Regione del Sahara: tra vegetazione lussureggiante e arido deserto

Scritto da:
Leonardo Debbia
Durata:
1 minuto

Ogni 20mila anni, il deserto del Sahara passa da condizioni di rigogliosa vegetazione a periodi di secchezza climatica, in sincronia con l’attività dei monsoni sulla regione e con la variazione dell’inclinazione dell’asse terrestre.

Questo è quanto affermato dai ricercatori dell’Istituto di Tecnologia del Massachussetts (MIT), che hanno analizzato le polveri depositate dai venti al largo delle coste africane occidentali negli ultimi 240mila anni, scoprendo che il Sahara e, più in generale, tutto il Nord Africa sono sottoposti all’oscillazione di questo ‘pendolo’ tra climi umidi e climi secchi ogni 20mila anni.

Oggi, il deserto del Sahara è uno dei luoghi più aspri e inospitali della Terra, con i suoi 3,6 milioni di miglia quadrate di rocce e dune battute dal vento, che si estendono su quasi tutto il Nord Africa.

Ma non è sempre stato così.

++++++++

#### ATTIVITÀ DA SVOLGERE:
1. Trascriva dal brano sul Sahara il passo compreso tra "Ogni 20mila anni, il" e "ogni 20mila anni.", estremi inclusi.
2. Riscriva le righe dell'elenco dall'inizio fino a quella che contiene "annotation-highlight bbox=[446, 510, 655, 564]", entrambe incluse. Sostituisca "tile-title" con "tile-label" e lasci invariato tutto il resto.
Il brano e l'elenco non presentano alcun legame tra loro.

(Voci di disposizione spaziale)
++++++++

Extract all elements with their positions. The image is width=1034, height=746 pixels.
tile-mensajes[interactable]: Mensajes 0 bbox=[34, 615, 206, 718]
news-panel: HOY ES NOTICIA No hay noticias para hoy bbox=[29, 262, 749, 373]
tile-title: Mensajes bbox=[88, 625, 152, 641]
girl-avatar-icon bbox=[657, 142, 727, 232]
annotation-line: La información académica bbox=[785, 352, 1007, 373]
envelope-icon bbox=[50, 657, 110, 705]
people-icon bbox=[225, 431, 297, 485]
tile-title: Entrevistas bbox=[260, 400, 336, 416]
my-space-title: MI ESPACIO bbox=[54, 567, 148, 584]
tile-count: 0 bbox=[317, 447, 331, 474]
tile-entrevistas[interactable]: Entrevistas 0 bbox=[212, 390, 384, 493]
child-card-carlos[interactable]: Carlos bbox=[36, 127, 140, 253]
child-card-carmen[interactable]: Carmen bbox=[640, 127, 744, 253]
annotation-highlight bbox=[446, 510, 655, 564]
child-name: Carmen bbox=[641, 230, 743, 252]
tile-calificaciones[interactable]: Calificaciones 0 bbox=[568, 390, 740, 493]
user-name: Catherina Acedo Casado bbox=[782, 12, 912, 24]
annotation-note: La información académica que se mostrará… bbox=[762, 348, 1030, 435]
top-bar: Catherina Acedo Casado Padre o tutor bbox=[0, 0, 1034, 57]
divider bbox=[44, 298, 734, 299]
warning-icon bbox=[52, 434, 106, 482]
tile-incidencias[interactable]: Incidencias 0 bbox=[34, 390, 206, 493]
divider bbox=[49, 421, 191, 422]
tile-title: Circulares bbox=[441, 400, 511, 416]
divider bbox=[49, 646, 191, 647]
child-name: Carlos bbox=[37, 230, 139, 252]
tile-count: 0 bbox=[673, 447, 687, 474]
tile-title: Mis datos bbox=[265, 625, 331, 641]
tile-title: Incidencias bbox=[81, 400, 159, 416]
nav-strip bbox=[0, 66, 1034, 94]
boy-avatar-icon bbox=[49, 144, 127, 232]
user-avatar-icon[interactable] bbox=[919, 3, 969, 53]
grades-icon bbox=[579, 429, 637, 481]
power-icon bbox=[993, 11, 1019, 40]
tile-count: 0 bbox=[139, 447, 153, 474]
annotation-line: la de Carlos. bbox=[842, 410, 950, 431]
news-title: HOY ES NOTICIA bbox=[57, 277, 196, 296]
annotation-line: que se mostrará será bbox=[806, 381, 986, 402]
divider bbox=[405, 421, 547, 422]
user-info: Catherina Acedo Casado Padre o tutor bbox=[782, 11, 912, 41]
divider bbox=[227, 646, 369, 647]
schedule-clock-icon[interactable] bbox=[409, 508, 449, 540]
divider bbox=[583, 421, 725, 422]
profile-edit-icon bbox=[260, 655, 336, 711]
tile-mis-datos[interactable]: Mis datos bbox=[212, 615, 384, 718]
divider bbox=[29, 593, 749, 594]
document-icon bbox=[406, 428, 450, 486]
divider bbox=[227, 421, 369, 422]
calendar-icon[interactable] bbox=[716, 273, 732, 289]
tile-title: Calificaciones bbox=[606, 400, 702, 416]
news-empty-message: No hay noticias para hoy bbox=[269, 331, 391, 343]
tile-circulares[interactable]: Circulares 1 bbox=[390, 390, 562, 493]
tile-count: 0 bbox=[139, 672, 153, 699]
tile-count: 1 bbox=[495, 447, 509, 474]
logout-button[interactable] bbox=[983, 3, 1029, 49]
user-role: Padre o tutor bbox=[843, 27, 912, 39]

++++++++

#### RISULTATI OTTENUTI:
1.
Ogni 20mila anni, il deserto del Sahara passa da condizioni di rigogliosa vegetazione a periodi di secchezza climatica, in sincronia con l’attività dei monsoni sulla regione e con la variazione dell’inclinazione dell’asse terrestre.

Questo è quanto affermato dai ricercatori dell’Istituto di Tecnologia del Massachussetts (MIT), che hanno analizzato le polveri depositate dai venti al largo delle coste africane occidentali negli ultimi 240mila anni, scoprendo che il Sahara e, più in generale, tutto il Nord Africa sono sottoposti all’oscillazione di questo ‘pendolo’ tra climi umidi e climi secchi ogni 20mila anni.

2.
Extract all elements with their positions. The image is width=1034, height=746 pixels.
tile-mensajes[interactable]: Mensajes 0 bbox=[34, 615, 206, 718]
news-panel: HOY ES NOTICIA No hay noticias para hoy bbox=[29, 262, 749, 373]
tile-label: Mensajes bbox=[88, 625, 152, 641]
girl-avatar-icon bbox=[657, 142, 727, 232]
annotation-line: La información académica bbox=[785, 352, 1007, 373]
envelope-icon bbox=[50, 657, 110, 705]
people-icon bbox=[225, 431, 297, 485]
tile-label: Entrevistas bbox=[260, 400, 336, 416]
my-space-title: MI ESPACIO bbox=[54, 567, 148, 584]
tile-count: 0 bbox=[317, 447, 331, 474]
tile-entrevistas[interactable]: Entrevistas 0 bbox=[212, 390, 384, 493]
child-card-carlos[interactable]: Carlos bbox=[36, 127, 140, 253]
child-card-carmen[interactable]: Carmen bbox=[640, 127, 744, 253]
annotation-highlight bbox=[446, 510, 655, 564]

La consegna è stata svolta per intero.